▶ _Job_: Copy the full set of lines exactly as given.

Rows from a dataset
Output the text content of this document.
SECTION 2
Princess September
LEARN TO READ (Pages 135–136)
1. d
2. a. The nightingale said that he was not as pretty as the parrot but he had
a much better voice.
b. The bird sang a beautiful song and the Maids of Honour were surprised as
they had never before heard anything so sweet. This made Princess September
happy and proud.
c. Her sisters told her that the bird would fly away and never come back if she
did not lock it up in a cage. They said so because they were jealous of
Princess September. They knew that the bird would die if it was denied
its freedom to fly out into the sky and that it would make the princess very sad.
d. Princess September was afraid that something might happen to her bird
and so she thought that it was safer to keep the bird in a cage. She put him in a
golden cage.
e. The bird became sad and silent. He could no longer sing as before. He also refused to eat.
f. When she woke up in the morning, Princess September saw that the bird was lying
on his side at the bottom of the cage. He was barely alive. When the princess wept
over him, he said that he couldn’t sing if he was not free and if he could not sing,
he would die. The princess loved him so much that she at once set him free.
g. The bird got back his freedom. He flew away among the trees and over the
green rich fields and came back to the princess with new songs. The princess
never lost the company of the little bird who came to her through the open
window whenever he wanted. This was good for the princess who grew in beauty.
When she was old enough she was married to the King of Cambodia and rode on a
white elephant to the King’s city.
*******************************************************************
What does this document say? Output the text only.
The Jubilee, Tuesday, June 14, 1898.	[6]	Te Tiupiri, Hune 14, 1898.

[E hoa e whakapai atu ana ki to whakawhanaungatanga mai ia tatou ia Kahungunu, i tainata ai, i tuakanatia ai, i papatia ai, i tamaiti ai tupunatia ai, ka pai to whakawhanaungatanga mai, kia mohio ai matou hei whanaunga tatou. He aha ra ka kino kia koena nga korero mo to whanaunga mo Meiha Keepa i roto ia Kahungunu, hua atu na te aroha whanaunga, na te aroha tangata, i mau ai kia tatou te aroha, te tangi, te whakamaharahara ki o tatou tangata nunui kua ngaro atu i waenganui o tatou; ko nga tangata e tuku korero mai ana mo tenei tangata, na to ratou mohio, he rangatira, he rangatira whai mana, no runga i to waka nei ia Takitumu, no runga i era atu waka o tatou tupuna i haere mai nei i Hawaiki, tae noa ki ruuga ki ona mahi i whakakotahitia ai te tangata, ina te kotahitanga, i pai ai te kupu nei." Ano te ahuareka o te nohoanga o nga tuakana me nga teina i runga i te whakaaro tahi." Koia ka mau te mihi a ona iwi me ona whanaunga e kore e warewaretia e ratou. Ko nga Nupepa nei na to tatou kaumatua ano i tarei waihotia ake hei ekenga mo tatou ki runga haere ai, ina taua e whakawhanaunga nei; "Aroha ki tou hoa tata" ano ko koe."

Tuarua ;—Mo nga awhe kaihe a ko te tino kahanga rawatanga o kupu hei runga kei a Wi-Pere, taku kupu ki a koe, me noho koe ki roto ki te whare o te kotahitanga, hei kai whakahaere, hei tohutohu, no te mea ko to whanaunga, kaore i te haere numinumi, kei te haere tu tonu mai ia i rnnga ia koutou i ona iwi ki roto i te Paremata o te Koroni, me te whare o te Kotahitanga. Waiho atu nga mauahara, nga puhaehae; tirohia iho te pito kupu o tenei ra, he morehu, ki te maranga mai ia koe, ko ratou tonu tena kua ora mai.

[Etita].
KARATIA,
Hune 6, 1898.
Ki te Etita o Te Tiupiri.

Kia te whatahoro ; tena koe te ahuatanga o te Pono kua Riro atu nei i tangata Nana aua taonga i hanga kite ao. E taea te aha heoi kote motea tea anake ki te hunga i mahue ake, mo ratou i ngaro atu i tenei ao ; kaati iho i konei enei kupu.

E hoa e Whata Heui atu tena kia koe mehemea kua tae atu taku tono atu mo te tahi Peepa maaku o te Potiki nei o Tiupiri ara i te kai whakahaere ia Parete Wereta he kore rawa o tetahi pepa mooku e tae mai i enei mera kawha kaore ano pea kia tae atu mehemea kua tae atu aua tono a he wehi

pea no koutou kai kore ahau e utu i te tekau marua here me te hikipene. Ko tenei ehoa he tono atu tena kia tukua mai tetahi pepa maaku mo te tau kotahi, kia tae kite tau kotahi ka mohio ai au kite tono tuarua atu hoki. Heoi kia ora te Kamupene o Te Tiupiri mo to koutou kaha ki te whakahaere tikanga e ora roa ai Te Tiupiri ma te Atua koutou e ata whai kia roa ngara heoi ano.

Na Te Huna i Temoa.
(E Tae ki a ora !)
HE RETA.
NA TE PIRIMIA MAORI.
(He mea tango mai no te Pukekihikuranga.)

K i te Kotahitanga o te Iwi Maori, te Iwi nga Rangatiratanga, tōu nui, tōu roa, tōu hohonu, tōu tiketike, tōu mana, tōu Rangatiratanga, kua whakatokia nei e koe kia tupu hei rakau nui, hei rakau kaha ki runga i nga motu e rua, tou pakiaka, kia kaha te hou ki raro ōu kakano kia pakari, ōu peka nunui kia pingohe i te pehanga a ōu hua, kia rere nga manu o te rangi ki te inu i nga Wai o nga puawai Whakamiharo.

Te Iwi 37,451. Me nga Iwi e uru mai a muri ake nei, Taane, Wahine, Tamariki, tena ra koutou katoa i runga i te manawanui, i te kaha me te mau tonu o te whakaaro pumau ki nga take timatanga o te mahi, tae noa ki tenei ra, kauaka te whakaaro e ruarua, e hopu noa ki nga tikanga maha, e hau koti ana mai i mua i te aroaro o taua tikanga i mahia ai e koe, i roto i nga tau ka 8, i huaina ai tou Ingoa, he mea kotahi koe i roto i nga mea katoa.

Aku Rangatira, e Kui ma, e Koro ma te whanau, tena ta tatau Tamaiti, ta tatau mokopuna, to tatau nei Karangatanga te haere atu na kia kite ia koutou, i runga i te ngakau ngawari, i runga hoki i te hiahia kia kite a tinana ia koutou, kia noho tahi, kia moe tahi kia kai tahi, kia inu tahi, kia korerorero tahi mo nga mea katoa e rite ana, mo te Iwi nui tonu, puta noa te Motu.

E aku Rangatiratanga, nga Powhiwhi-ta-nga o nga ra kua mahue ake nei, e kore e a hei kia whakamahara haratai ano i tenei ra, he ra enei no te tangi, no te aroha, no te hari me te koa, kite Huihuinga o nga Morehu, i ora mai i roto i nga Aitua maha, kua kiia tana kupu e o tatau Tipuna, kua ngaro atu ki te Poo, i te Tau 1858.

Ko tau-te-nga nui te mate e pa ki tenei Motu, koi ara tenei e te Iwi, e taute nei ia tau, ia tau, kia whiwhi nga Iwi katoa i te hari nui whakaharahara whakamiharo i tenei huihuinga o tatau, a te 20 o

▶ _Answer to the exercise_:
Output the text content of this document.
SECTION 2
Princess September
LEARN TO READ (Pages 135–136)
1. d
2. a. The nightingale said that he was not as pretty as the parrot but he had
a much better voice.
b. The bird sang a beautiful song and the Maids of Honour were surprised as
they had never before heard anything so sweet. This made Princess September
happy and proud.
c. Her sisters told her that the bird would fly away and never come back if she
did not lock it up in a cage. They said so because they were jealous of
Princess September. They knew that the bird would die if it was denied
its freedom to fly out into the sky and that it would make the princess very sad.
d. Princess September was afraid that something might happen to her bird
and so she thought that it was safer to keep the bird in a cage. She put him in a
golden cage.
e. The bird became sad and silent. He could no longer sing as before. He also refused to eat.
f. When she woke up in the morning, Princess September saw that the bird was lying
on his side at the bottom of the cage. He was barely alive. When the princess wept
over him, he said that he couldn’t sing if he was not free and if he could not sing,
he would die. The princess loved him so much that she at once set him free.
g. The bird got back his freedom. He flew away among the trees and over the
green rich fields and came back to the princess with new songs. The princess
never lost the company of the little bird who came to her through the open
window whenever he wanted. This was good for the princess who grew in beauty.
When she was old enough she was married to the King of Cambodia and rode on a
white elephant to the King’s city.
*******************************************************************
What does this document say? Output the text only.
The Jubilee, Tuesday, June 14, 1898.	[6]	Te Tiupiri, Hune 14, 1898.

[E hoa e whakapai atu ana ki to whakawhanaungatanga mai ia tatou ia Kahungunu, i tainata ai, i tuakanatia ai, i papatia ai, i tamaiti ai tupunatia ai, ka pai to whakawhanaungatanga mai, kia mohio ai matou hei whanaunga tatou. He aha ra ka kino kia koena nga korero mo to whanaunga mo Meiha Keepa i roto ia Kahungunu, hua atu na te aroha whanaunga, na te aroha tangata, i mau ai kia tatou te aroha, te tangi, te whakamaharahara ki o tatou tangata nunui kua ngaro atu i waenganui o tatou; ko nga tangata e tuku korero mai ana mo tenei tangata, na to ratou mohio, he rangatira, he rangatira whai mana, no runga i to waka nei ia Takitumu, no runga i era atu waka o tatou tupuna i haere mai nei i Hawaiki, tae noa ki ruuga ki ona mahi i whakakotahitia ai te tangata, ina te kotahitanga, i pai ai te kupu nei." Ano te ahuareka o te nohoanga o nga tuakana me nga teina i runga i te whakaaro tahi." Koia ka mau te mihi a ona iwi me ona whanaunga e kore e warewaretia e ratou. Ko nga Nupepa nei na to tatou kaumatua ano i tarei waihotia ake hei ekenga mo tatou ki runga haere ai, ina taua e whakawhanaunga nei; "Aroha ki tou hoa tata" ano ko koe."

Tuarua ;—Mo nga awhe kaihe a ko te tino kahanga rawatanga o kupu hei runga kei a Wi-Pere, taku kupu ki a koe, me noho koe ki roto ki te whare o te kotahitanga, hei kai whakahaere, hei tohutohu, no te mea ko to whanaunga, kaore i te haere numinumi, kei te haere tu tonu mai ia i rnnga ia koutou i ona iwi ki roto i te Paremata o te Koroni, me te whare o te Kotahitanga. Waiho atu nga mauahara, nga puhaehae; tirohia iho te pito kupu o tenei ra, he morehu, ki te maranga mai ia koe, ko ratou tonu tena kua ora mai.

[Etita].
KARATIA,
Hune 6, 1898.
Ki te Etita o Te Tiupiri.

Kia te whatahoro ; tena koe te ahuatanga o te Pono kua Riro atu nei i tangata Nana aua taonga i hanga kite ao. E taea te aha heoi kote motea tea anake ki te hunga i mahue ake, mo ratou i ngaro atu i tenei ao ; kaati iho i konei enei kupu.

E hoa e Whata Heui atu tena kia koe mehemea kua tae atu taku tono atu mo te tahi Peepa maaku o te Potiki nei o Tiupiri ara i te kai whakahaere ia Parete Wereta he kore rawa o tetahi pepa mooku e tae mai i enei mera kawha kaore ano pea kia tae atu mehemea kua tae atu aua tono a he wehi

pea no koutou kai kore ahau e utu i te tekau marua here me te hikipene. Ko tenei ehoa he tono atu tena kia tukua mai tetahi pepa maaku mo te tau kotahi, kia tae kite tau kotahi ka mohio ai au kite tono tuarua atu hoki. Heoi kia ora te Kamupene o Te Tiupiri mo to koutou kaha ki te whakahaere tikanga e ora roa ai Te Tiupiri ma te Atua koutou e ata whai kia roa ngara heoi ano.

Na Te Huna i Temoa.
(E Tae ki a ora !)
HE RETA.
NA TE PIRIMIA MAORI.
(He mea tango mai no te Pukekihikuranga.)

K i te Kotahitanga o te Iwi Maori, te Iwi nga Rangatiratanga, tōu nui, tōu roa, tōu hohonu, tōu tiketike, tōu mana, tōu Rangatiratanga, kua whakatokia nei e koe kia tupu hei rakau nui, hei rakau kaha ki runga i nga motu e rua, tou pakiaka, kia kaha te hou ki raro ōu kakano kia pakari, ōu peka nunui kia pingohe i te pehanga a ōu hua, kia rere nga manu o te rangi ki te inu i nga Wai o nga puawai Whakamiharo.

Te Iwi 37,451. Me nga Iwi e uru mai a muri ake nei, Taane, Wahine, Tamariki, tena ra koutou katoa i runga i te manawanui, i te kaha me te mau tonu o te whakaaro pumau ki nga take timatanga o te mahi, tae noa ki tenei ra, kauaka te whakaaro e ruarua, e hopu noa ki nga tikanga maha, e hau koti ana mai i mua i te aroaro o taua tikanga i mahia ai e koe, i roto i nga tau ka 8, i huaina ai tou Ingoa, he mea kotahi koe i roto i nga mea katoa.

Aku Rangatira, e Kui ma, e Koro ma te whanau, tena ta tatau Tamaiti, ta tatau mokopuna, to tatau nei Karangatanga te haere atu na kia kite ia koutou, i runga i te ngakau ngawari, i runga hoki i te hiahia kia kite a tinana ia koutou, kia noho tahi, kia moe tahi kia kai tahi, kia inu tahi, kia korerorero tahi mo nga mea katoa e rite ana, mo te Iwi nui tonu, puta noa te Motu.

E aku Rangatiratanga, nga Powhiwhi-ta-nga o nga ra kua mahue ake nei, e kore e a hei kia whakamahara haratai ano i tenei ra, he ra enei no te tangi, no te aroha, no te hari me te koa, kite Huihuinga o nga Morehu, i ora mai i roto i nga Aitua maha, kua kiia tana kupu e o tatau Tipuna, kua ngaro atu ki te Poo, i te Tau 1858.

Ko tau-te-nga nui te mate e pa ki tenei Motu, koi ara tenei e te Iwi, e taute nei ia tau, ia tau, kia whiwhi nga Iwi katoa i te hari nui whakaharahara whakamiharo i tenei huihuinga o tatau, a te 20 o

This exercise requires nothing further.